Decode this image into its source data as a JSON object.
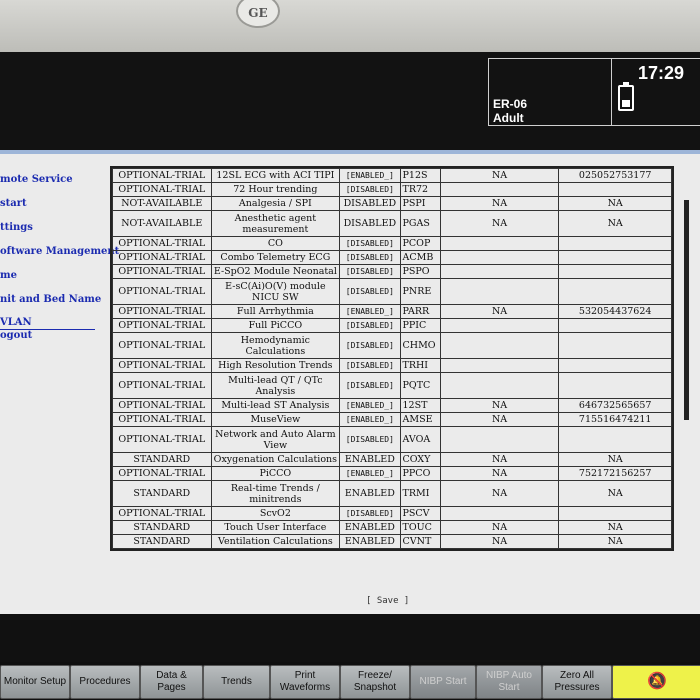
{
  "header": {
    "logo": "GE",
    "bed": "ER-06",
    "patient_type": "Adult",
    "time": "17:29"
  },
  "sidebar": {
    "items": [
      "mote Service",
      "start",
      "ttings",
      "oftware Management",
      "me",
      "nit and Bed Name",
      "VLAN",
      "ogout"
    ]
  },
  "table": {
    "rows": [
      [
        "OPTIONAL-TRIAL",
        "12SL ECG with ACI TIPI",
        "[ENABLED_]",
        "P12S",
        "NA",
        "025052753177"
      ],
      [
        "OPTIONAL-TRIAL",
        "72 Hour trending",
        "[DISABLED]",
        "TR72",
        "",
        ""
      ],
      [
        "NOT-AVAILABLE",
        "Analgesia / SPI",
        "DISABLED",
        "PSPI",
        "NA",
        "NA"
      ],
      [
        "NOT-AVAILABLE",
        "Anesthetic agent measurement",
        "DISABLED",
        "PGAS",
        "NA",
        "NA"
      ],
      [
        "OPTIONAL-TRIAL",
        "CO",
        "[DISABLED]",
        "PCOP",
        "",
        ""
      ],
      [
        "OPTIONAL-TRIAL",
        "Combo Telemetry ECG",
        "[DISABLED]",
        "ACMB",
        "",
        ""
      ],
      [
        "OPTIONAL-TRIAL",
        "E-SpO2 Module Neonatal",
        "[DISABLED]",
        "PSPO",
        "",
        ""
      ],
      [
        "OPTIONAL-TRIAL",
        "E-sC(Ai)O(V) module NICU SW",
        "[DISABLED]",
        "PNRE",
        "",
        ""
      ],
      [
        "OPTIONAL-TRIAL",
        "Full Arrhythmia",
        "[ENABLED_]",
        "PARR",
        "NA",
        "532054437624"
      ],
      [
        "OPTIONAL-TRIAL",
        "Full PiCCO",
        "[DISABLED]",
        "PPIC",
        "",
        ""
      ],
      [
        "OPTIONAL-TRIAL",
        "Hemodynamic Calculations",
        "[DISABLED]",
        "CHMO",
        "",
        ""
      ],
      [
        "OPTIONAL-TRIAL",
        "High Resolution Trends",
        "[DISABLED]",
        "TRHI",
        "",
        ""
      ],
      [
        "OPTIONAL-TRIAL",
        "Multi-lead QT / QTc Analysis",
        "[DISABLED]",
        "PQTC",
        "",
        ""
      ],
      [
        "OPTIONAL-TRIAL",
        "Multi-lead ST Analysis",
        "[ENABLED_]",
        "12ST",
        "NA",
        "646732565657"
      ],
      [
        "OPTIONAL-TRIAL",
        "MuseView",
        "[ENABLED_]",
        "AMSE",
        "NA",
        "715516474211"
      ],
      [
        "OPTIONAL-TRIAL",
        "Network and Auto Alarm View",
        "[DISABLED]",
        "AVOA",
        "",
        ""
      ],
      [
        "STANDARD",
        "Oxygenation Calculations",
        "ENABLED",
        "COXY",
        "NA",
        "NA"
      ],
      [
        "OPTIONAL-TRIAL",
        "PiCCO",
        "[ENABLED_]",
        "PPCO",
        "NA",
        "752172156257"
      ],
      [
        "STANDARD",
        "Real-time Trends / minitrends",
        "ENABLED",
        "TRMI",
        "NA",
        "NA"
      ],
      [
        "OPTIONAL-TRIAL",
        "ScvO2",
        "[DISABLED]",
        "PSCV",
        "",
        ""
      ],
      [
        "STANDARD",
        "Touch User Interface",
        "ENABLED",
        "TOUC",
        "NA",
        "NA"
      ],
      [
        "STANDARD",
        "Ventilation Calculations",
        "ENABLED",
        "CVNT",
        "NA",
        "NA"
      ]
    ]
  },
  "save_label": "[ Save ]",
  "bottom_buttons": [
    {
      "label": "Monitor Setup",
      "disabled": false
    },
    {
      "label": "Procedures",
      "disabled": false
    },
    {
      "label": "Data & Pages",
      "disabled": false
    },
    {
      "label": "Trends",
      "disabled": false
    },
    {
      "label": "Print Waveforms",
      "disabled": false
    },
    {
      "label": "Freeze/ Snapshot",
      "disabled": false
    },
    {
      "label": "NIBP Start",
      "disabled": true
    },
    {
      "label": "NIBP Auto Start",
      "disabled": true
    },
    {
      "label": "Zero All Pressures",
      "disabled": false
    },
    {
      "label": "",
      "icon": "alarm-silence-icon",
      "disabled": false
    }
  ],
  "colors": {
    "sidebar_link": "#1b2bb0",
    "alarm_button": "#eef24a",
    "panel_background": "#ebebeb"
  }
}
==========
### Task goal
Your task is to repeat the data above exactly while excluding the pictures.

### Final answer
Decode this image into its source data as a JSON object.
{
  "header": {
    "logo": "GE",
    "bed": "ER-06",
    "patient_type": "Adult",
    "time": "17:29"
  },
  "sidebar": {
    "items": [
      "mote Service",
      "start",
      "ttings",
      "oftware Management",
      "me",
      "nit and Bed Name",
      "VLAN",
      "ogout"
    ]
  },
  "table": {
    "rows": [
      [
        "OPTIONAL-TRIAL",
        "12SL ECG with ACI TIPI",
        "[ENABLED_]",
        "P12S",
        "NA",
        "025052753177"
      ],
      [
        "OPTIONAL-TRIAL",
        "72 Hour trending",
        "[DISABLED]",
        "TR72",
        "",
        ""
      ],
      [
        "NOT-AVAILABLE",
        "Analgesia / SPI",
        "DISABLED",
        "PSPI",
        "NA",
        "NA"
      ],
      [
        "NOT-AVAILABLE",
        "Anesthetic agent measurement",
        "DISABLED",
        "PGAS",
        "NA",
        "NA"
      ],
      [
        "OPTIONAL-TRIAL",
        "CO",
        "[DISABLED]",
        "PCOP",
        "",
        ""
      ],
      [
        "OPTIONAL-TRIAL",
        "Combo Telemetry ECG",
        "[DISABLED]",
        "ACMB",
        "",
        ""
      ],
      [
        "OPTIONAL-TRIAL",
        "E-SpO2 Module Neonatal",
        "[DISABLED]",
        "PSPO",
        "",
        ""
      ],
      [
        "OPTIONAL-TRIAL",
        "E-sC(Ai)O(V) module NICU SW",
        "[DISABLED]",
        "PNRE",
        "",
        ""
      ],
      [
        "OPTIONAL-TRIAL",
        "Full Arrhythmia",
        "[ENABLED_]",
        "PARR",
        "NA",
        "532054437624"
      ],
      [
        "OPTIONAL-TRIAL",
        "Full PiCCO",
        "[DISABLED]",
        "PPIC",
        "",
        ""
      ],
      [
        "OPTIONAL-TRIAL",
        "Hemodynamic Calculations",
        "[DISABLED]",
        "CHMO",
        "",
        ""
      ],
      [
        "OPTIONAL-TRIAL",
        "High Resolution Trends",
        "[DISABLED]",
        "TRHI",
        "",
        ""
      ],
      [
        "OPTIONAL-TRIAL",
        "Multi-lead QT / QTc Analysis",
        "[DISABLED]",
        "PQTC",
        "",
        ""
      ],
      [
        "OPTIONAL-TRIAL",
        "Multi-lead ST Analysis",
        "[ENABLED_]",
        "12ST",
        "NA",
        "646732565657"
      ],
      [
        "OPTIONAL-TRIAL",
        "MuseView",
        "[ENABLED_]",
        "AMSE",
        "NA",
        "715516474211"
      ],
      [
        "OPTIONAL-TRIAL",
        "Network and Auto Alarm View",
        "[DISABLED]",
        "AVOA",
        "",
        ""
      ],
      [
        "STANDARD",
        "Oxygenation Calculations",
        "ENABLED",
        "COXY",
        "NA",
        "NA"
      ],
      [
        "OPTIONAL-TRIAL",
        "PiCCO",
        "[ENABLED_]",
        "PPCO",
        "NA",
        "752172156257"
      ],
      [
        "STANDARD",
        "Real-time Trends / minitrends",
        "ENABLED",
        "TRMI",
        "NA",
        "NA"
      ],
      [
        "OPTIONAL-TRIAL",
        "ScvO2",
        "[DISABLED]",
        "PSCV",
        "",
        ""
      ],
      [
        "STANDARD",
        "Touch User Interface",
        "ENABLED",
        "TOUC",
        "NA",
        "NA"
      ],
      [
        "STANDARD",
        "Ventilation Calculations",
        "ENABLED",
        "CVNT",
        "NA",
        "NA"
      ]
    ]
  },
  "save_label": "[ Save ]",
  "bottom_buttons": [
    {
      "label": "Monitor Setup",
      "disabled": false
    },
    {
      "label": "Procedures",
      "disabled": false
    },
    {
      "label": "Data & Pages",
      "disabled": false
    },
    {
      "label": "Trends",
      "disabled": false
    },
    {
      "label": "Print Waveforms",
      "disabled": false
    },
    {
      "label": "Freeze/ Snapshot",
      "disabled": false
    },
    {
      "label": "NIBP Start",
      "disabled": true
    },
    {
      "label": "NIBP Auto Start",
      "disabled": true
    },
    {
      "label": "Zero All Pressures",
      "disabled": false
    },
    {
      "label": "",
      "icon": "alarm-silence-icon",
      "disabled": false
    }
  ],
  "colors": {
    "sidebar_link": "#1b2bb0",
    "alarm_button": "#eef24a",
    "panel_background": "#ebebeb"
  }
}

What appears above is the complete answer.